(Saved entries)
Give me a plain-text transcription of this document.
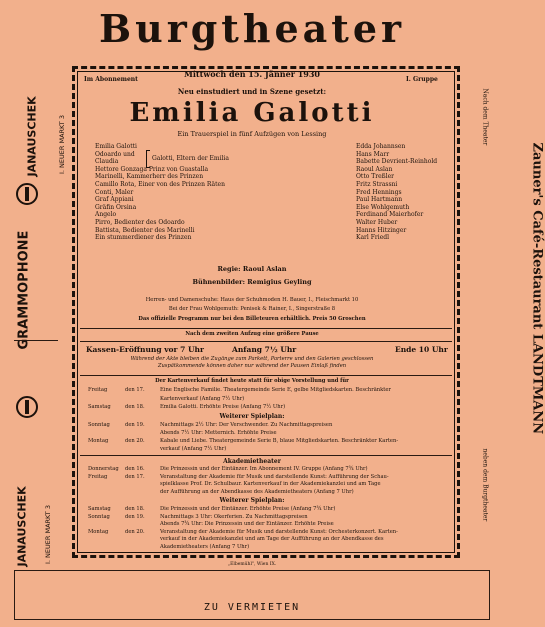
Burgtheater
Mittwoch den 15. Jänner 1930
Im Abonnement	I. Gruppe
Neu einstudiert und in Szene gesetzt:
Emilia Galotti
Ein Trauerspiel in fünf Aufzügen von Lessing
Emilia Galotti	Edda Johannsen
Odoardo und	Hans Marr
Claudia	Babette Devrient-Reinhold
Hettore Gonzaga Prinz von Guastalla	Raoul Aslan
Marinelli, Kammerherr des Prinzen	Otto Treßler
Camillo Rota, Einer von des Prinzen Räten	Fritz Strassni
Conti, Maler	Fred Hennings
Graf Appiani	Paul Hartmann
Gräfin Orsina	Else Wohlgemuth
Angelo	Ferdinand Maierhofer
Pirro, Bedienter des Odoardo	Walter Huber
Battista, Bedienter des Marinelli	Hanns Hitzinger
Ein stummerdiener des Prinzen	Karl Friedl
Galotti, Eltern der Emilia
Regie: Raoul Aslan
Bühnenbilder: Remigius Geyling
Herren- und Damenschuhe: Haus der Schuhmoden H. Bauer, I., Fleischmarkt 10
Bei der Frau Wohlgemuth: Penisek & Rainer, I., Singerstraße 8
Das offizielle Programm nur bei den Billeteuren erhältlich. Preis 50 Groschen
Nach dem zweiten Aufzug eine größere Pause
Kassen-Eröffnung vor 7 Uhr	Anfang 7½ Uhr	Ende 10 Uhr
Während der Akte bleiben die Zugänge zum Parkett, Parterre und den Galerien geschlossen
Zuspätkommende können daher nur während der Pausen Einlaß finden
Der Kartenverkauf findet heute statt für obige Vorstellung und für
Freitag	den 17.	Eine Englische Familie. Theatergemeinde Serie E, gelbe Mitgliedskarten. Beschränkter
Kartenverkauf (Anfang 7½ Uhr)
Samstag	den 18.	Emilia Galotti. Erhöhte Preise (Anfang 7½ Uhr)
Weiterer Spielplan:
Sonntag	den 19.	Nachmittags 2½ Uhr: Der Verschwender. Zu Nachmittagspreisen
Abends 7½ Uhr: Metternich. Erhöhte Preise
Montag	den 20.	Kabale und Liebe. Theatergemeinde Serie B, blaue Mitgliedskarten. Beschränkter Karten-
verkauf (Anfang 7½ Uhr)
Akademietheater
Donnerstag den 16.	Die Prinzessin und der Eintänzer. Im Abonnement IV. Gruppe (Anfang 7¾ Uhr)
Freitag	den 17.	Veranstaltung der Akademie für Musik und darstellende Kunst: Aufführung der Schau-
spielklasse Prof. Dr. Schulbaur. Kartenverkauf in der Akademiekanzlei und am Tage
der Aufführung an der Abendkasse des Akademietheaters (Anfang 7 Uhr)
Weiterer Spielplan:
Samstag	den 18.	Die Prinzessin und der Eintänzer. Erhöhte Preise (Anfang 7¾ Uhr)
Sonntag	den 19.	Nachmittags 3 Uhr: Okerferien. Zu Nachmittagspreisen
Abends 7¾ Uhr: Die Prinzessin und der Eintänzer. Erhöhte Preise
Montag	den 20.	Veranstaltung der Akademie für Musik und darstellende Kunst: Orchesterkonzert. Karten-
verkauf in der Akademiekanzlei und am Tage der Aufführung an der Abendkasse des
Akademietheaters (Anfang 7 Uhr)
„Elbemühl", Wien IX.
JANAUSCHEK	I. NEUER MARKT 3
GRAMMOPHONE
JANAUSCHEK I. NEUER MARKT 3
Zauner's Café-Restaurant LANDTMANN
Nach dem Theater
neben dem Burgtheater
ZU VERMIETEN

| WRITTEN TASK |
Copy the records word for word, leaving no picture in the copy.

| FINAL ANSWER |
Give me a plain-text transcription of this document.
Burgtheater
Mittwoch den 15. Jänner 1930
Im Abonnement	I. Gruppe
Neu einstudiert und in Szene gesetzt:
Emilia Galotti
Ein Trauerspiel in fünf Aufzügen von Lessing
Emilia Galotti	Edda Johannsen
Odoardo und	Hans Marr
Claudia	Babette Devrient-Reinhold
Hettore Gonzaga Prinz von Guastalla	Raoul Aslan
Marinelli, Kammerherr des Prinzen	Otto Treßler
Camillo Rota, Einer von des Prinzen Räten	Fritz Strassni
Conti, Maler	Fred Hennings
Graf Appiani	Paul Hartmann
Gräfin Orsina	Else Wohlgemuth
Angelo	Ferdinand Maierhofer
Pirro, Bedienter des Odoardo	Walter Huber
Battista, Bedienter des Marinelli	Hanns Hitzinger
Ein stummerdiener des Prinzen	Karl Friedl
Galotti, Eltern der Emilia
Regie: Raoul Aslan
Bühnenbilder: Remigius Geyling
Herren- und Damenschuhe: Haus der Schuhmoden H. Bauer, I., Fleischmarkt 10
Bei der Frau Wohlgemuth: Penisek & Rainer, I., Singerstraße 8
Das offizielle Programm nur bei den Billeteuren erhältlich. Preis 50 Groschen
Nach dem zweiten Aufzug eine größere Pause
Kassen-Eröffnung vor 7 Uhr	Anfang 7½ Uhr	Ende 10 Uhr
Während der Akte bleiben die Zugänge zum Parkett, Parterre und den Galerien geschlossen
Zuspätkommende können daher nur während der Pausen Einlaß finden
Der Kartenverkauf findet heute statt für obige Vorstellung und für
Freitag	den 17.	Eine Englische Familie. Theatergemeinde Serie E, gelbe Mitgliedskarten. Beschränkter
Kartenverkauf (Anfang 7½ Uhr)
Samstag	den 18.	Emilia Galotti. Erhöhte Preise (Anfang 7½ Uhr)
Weiterer Spielplan:
Sonntag	den 19.	Nachmittags 2½ Uhr: Der Verschwender. Zu Nachmittagspreisen
Abends 7½ Uhr: Metternich. Erhöhte Preise
Montag	den 20.	Kabale und Liebe. Theatergemeinde Serie B, blaue Mitgliedskarten. Beschränkter Karten-
verkauf (Anfang 7½ Uhr)
Akademietheater
Donnerstag den 16.	Die Prinzessin und der Eintänzer. Im Abonnement IV. Gruppe (Anfang 7¾ Uhr)
Freitag	den 17.	Veranstaltung der Akademie für Musik und darstellende Kunst: Aufführung der Schau-
spielklasse Prof. Dr. Schulbaur. Kartenverkauf in der Akademiekanzlei und am Tage
der Aufführung an der Abendkasse des Akademietheaters (Anfang 7 Uhr)
Weiterer Spielplan:
Samstag	den 18.	Die Prinzessin und der Eintänzer. Erhöhte Preise (Anfang 7¾ Uhr)
Sonntag	den 19.	Nachmittags 3 Uhr: Okerferien. Zu Nachmittagspreisen
Abends 7¾ Uhr: Die Prinzessin und der Eintänzer. Erhöhte Preise
Montag	den 20.	Veranstaltung der Akademie für Musik und darstellende Kunst: Orchesterkonzert. Karten-
verkauf in der Akademiekanzlei und am Tage der Aufführung an der Abendkasse des
Akademietheaters (Anfang 7 Uhr)
„Elbemühl", Wien IX.
JANAUSCHEK	I. NEUER MARKT 3
GRAMMOPHONE
JANAUSCHEK I. NEUER MARKT 3
Zauner's Café-Restaurant LANDTMANN
Nach dem Theater
neben dem Burgtheater
ZU VERMIETEN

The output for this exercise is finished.